| TASK INSTRUCTIONS |
Copy out each line of the material below that holds the string "differences".

[Stored items]
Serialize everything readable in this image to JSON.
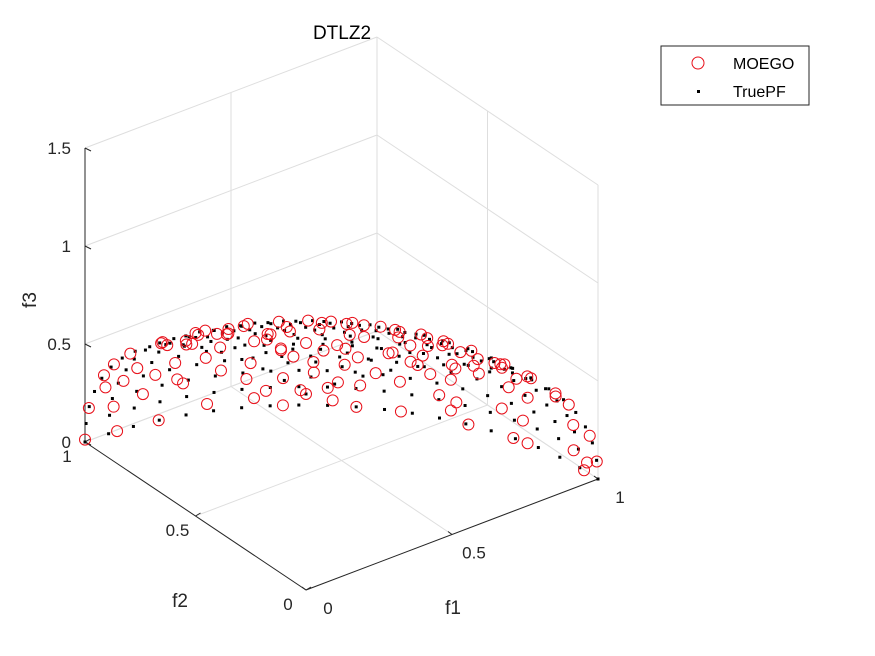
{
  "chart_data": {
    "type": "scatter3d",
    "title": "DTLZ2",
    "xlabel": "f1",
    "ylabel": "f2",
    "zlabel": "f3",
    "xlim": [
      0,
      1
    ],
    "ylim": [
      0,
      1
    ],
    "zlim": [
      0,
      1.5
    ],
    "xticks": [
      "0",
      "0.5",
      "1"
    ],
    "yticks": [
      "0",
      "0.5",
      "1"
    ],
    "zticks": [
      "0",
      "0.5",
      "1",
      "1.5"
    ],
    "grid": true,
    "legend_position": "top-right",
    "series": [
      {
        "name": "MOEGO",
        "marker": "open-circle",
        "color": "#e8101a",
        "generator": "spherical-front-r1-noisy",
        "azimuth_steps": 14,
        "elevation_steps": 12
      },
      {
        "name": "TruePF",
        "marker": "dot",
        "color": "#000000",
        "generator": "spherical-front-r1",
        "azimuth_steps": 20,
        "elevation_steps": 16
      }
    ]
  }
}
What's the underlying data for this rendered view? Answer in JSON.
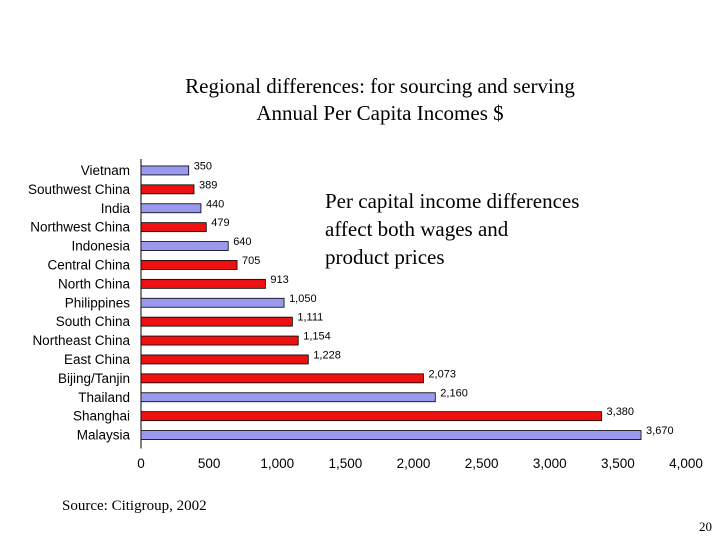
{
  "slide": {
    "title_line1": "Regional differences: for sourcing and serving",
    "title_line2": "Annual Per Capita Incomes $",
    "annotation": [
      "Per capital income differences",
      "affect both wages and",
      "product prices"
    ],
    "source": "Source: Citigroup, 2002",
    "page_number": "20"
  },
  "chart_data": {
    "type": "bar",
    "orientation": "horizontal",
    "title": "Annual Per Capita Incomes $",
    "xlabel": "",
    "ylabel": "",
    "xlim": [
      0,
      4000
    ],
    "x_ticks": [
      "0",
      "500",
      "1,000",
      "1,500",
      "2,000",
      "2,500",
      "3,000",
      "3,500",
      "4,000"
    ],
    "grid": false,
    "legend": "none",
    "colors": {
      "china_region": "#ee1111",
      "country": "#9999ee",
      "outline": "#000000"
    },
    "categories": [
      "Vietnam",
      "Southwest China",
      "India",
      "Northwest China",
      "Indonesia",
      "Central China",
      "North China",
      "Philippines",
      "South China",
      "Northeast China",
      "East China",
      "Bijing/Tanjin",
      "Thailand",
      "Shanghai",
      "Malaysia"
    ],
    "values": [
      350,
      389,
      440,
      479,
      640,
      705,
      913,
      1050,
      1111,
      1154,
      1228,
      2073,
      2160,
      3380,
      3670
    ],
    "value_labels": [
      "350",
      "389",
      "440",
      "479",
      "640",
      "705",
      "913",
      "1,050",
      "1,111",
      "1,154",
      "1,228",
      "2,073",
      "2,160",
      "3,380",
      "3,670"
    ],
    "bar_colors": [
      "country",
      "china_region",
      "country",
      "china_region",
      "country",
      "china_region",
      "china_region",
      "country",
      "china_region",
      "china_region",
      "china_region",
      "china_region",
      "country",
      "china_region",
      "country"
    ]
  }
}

| FINISHED ANSWER |
    "title_line1": "Regional differences: for sourcing and serving",
      "Per capital income differences",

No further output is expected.